WHAT NEEDS TO BE DONE
Extract, exactly as written, all lines of the material below from the line that includes "What's the underlying" through its last line.

GIVEN DATA
######

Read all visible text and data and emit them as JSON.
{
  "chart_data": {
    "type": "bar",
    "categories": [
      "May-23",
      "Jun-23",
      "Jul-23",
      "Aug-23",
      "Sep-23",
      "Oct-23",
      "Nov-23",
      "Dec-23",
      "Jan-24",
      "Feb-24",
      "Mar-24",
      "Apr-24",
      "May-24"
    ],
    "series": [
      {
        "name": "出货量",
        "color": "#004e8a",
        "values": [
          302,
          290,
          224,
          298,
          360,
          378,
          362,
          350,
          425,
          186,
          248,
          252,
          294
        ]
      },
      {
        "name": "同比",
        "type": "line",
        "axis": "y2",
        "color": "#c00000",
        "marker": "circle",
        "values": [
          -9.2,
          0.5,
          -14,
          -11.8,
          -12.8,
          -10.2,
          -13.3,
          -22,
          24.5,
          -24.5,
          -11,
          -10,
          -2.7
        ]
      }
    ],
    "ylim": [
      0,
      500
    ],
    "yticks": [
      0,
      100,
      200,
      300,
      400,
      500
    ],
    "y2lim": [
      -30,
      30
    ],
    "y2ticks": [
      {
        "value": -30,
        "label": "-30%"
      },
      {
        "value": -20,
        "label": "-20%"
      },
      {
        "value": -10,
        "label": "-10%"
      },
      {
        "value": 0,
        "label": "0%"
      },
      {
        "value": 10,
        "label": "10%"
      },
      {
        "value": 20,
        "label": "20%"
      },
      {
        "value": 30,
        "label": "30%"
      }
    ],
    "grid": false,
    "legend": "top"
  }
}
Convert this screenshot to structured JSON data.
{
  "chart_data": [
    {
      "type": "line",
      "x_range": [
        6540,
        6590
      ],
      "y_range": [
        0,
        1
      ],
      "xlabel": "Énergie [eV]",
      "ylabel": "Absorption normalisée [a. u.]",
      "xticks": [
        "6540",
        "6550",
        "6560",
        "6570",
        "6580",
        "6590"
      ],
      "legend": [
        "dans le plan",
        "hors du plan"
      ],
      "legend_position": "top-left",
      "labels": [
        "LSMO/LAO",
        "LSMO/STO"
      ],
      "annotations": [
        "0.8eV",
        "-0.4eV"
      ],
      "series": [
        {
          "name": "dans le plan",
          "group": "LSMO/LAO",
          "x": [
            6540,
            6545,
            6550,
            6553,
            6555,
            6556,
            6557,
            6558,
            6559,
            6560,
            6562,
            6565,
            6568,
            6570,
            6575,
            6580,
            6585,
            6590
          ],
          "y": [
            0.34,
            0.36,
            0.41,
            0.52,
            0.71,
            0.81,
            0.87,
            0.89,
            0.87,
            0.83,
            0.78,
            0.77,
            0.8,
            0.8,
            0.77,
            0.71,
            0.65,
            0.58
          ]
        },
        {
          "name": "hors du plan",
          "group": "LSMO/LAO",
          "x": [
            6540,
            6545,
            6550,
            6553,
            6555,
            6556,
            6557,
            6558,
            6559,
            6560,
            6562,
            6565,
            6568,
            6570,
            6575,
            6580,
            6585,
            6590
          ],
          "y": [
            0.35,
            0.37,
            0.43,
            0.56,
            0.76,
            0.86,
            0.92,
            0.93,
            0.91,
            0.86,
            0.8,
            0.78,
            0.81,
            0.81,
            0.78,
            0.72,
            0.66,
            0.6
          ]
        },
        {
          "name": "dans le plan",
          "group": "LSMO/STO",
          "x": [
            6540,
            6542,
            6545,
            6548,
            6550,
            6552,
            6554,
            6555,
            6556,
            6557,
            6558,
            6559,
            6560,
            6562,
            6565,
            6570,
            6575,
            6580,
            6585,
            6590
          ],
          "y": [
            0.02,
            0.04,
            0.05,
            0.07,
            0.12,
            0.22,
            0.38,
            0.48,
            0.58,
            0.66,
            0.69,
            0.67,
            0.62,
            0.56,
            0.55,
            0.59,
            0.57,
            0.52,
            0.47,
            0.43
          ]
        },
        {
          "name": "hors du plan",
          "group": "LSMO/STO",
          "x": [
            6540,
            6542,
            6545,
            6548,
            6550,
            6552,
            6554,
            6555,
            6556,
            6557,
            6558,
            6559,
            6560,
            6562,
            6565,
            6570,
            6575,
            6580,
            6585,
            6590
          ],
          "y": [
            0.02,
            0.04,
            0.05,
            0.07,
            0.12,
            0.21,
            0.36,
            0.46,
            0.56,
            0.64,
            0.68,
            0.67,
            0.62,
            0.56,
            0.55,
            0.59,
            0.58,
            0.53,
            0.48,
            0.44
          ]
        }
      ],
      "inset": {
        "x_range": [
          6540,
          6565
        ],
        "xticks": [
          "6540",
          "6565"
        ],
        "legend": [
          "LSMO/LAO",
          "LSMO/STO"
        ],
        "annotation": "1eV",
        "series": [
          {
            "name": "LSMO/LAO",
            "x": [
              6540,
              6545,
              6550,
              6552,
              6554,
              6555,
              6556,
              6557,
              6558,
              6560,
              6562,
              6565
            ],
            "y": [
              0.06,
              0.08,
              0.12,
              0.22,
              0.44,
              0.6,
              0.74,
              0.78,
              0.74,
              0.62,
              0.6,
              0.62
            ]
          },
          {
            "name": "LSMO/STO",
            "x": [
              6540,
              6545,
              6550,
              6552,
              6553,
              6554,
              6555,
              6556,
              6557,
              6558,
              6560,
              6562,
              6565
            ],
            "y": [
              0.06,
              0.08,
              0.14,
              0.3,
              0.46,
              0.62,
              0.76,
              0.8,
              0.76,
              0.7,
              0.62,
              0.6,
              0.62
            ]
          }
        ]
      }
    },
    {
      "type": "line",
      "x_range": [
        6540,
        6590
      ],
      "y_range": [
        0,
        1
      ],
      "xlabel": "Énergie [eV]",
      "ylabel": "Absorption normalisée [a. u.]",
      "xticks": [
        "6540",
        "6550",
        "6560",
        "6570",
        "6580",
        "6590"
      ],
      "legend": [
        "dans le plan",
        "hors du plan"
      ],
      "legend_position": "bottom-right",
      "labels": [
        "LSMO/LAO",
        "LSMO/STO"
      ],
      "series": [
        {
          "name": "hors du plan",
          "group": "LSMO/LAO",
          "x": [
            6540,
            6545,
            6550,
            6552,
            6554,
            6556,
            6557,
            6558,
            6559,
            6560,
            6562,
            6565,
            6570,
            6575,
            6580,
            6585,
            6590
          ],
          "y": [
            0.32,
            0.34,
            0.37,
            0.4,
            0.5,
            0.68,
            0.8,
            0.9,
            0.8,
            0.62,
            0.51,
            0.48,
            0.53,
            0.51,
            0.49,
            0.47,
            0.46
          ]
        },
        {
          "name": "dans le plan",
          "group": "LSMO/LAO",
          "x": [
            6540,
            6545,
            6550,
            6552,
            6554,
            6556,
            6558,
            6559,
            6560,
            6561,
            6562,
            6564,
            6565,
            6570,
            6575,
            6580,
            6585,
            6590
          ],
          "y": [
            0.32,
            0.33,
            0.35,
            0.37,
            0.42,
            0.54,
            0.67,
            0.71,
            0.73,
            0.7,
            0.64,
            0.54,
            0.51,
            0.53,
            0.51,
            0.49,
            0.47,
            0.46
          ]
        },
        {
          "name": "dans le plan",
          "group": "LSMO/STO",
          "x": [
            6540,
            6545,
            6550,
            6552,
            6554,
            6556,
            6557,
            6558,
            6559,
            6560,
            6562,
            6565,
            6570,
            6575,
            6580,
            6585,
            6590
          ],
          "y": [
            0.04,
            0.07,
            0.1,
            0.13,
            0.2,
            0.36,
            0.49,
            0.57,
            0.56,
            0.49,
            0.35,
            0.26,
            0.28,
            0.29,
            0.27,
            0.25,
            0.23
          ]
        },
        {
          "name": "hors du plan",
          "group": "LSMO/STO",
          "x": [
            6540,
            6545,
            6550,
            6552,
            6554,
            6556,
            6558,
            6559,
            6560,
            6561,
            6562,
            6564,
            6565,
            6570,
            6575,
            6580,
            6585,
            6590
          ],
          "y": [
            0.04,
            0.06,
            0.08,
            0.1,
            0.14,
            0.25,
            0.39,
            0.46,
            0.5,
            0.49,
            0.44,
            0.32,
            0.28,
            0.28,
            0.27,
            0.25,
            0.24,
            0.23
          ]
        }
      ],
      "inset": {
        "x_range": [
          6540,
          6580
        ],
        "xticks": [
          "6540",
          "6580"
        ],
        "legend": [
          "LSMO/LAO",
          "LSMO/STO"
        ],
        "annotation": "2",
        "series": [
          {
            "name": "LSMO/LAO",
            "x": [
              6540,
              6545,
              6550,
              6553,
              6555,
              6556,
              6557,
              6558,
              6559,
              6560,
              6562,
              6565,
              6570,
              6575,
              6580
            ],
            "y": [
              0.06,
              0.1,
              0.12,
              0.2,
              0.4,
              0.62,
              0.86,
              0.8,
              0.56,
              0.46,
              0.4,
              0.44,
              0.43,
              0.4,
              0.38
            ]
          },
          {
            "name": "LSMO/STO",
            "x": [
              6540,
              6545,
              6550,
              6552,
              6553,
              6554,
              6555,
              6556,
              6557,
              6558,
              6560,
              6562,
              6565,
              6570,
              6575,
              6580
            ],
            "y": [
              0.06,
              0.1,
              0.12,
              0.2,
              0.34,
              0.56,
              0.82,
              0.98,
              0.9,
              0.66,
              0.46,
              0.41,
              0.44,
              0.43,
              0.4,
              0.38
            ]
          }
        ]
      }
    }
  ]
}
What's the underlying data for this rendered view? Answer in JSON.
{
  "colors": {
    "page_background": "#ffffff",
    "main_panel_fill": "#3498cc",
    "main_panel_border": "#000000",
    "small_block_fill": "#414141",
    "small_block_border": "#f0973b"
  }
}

######

RESPONSE FOR THIS EXERCISE
What's the underlying data for this rendered view? Answer in JSON.
{
  "colors": {
    "page_background": "#ffffff",
    "main_panel_fill": "#3498cc",
    "main_panel_border": "#000000",
    "small_block_fill": "#414141",
    "small_block_border": "#f0973b"
  }
}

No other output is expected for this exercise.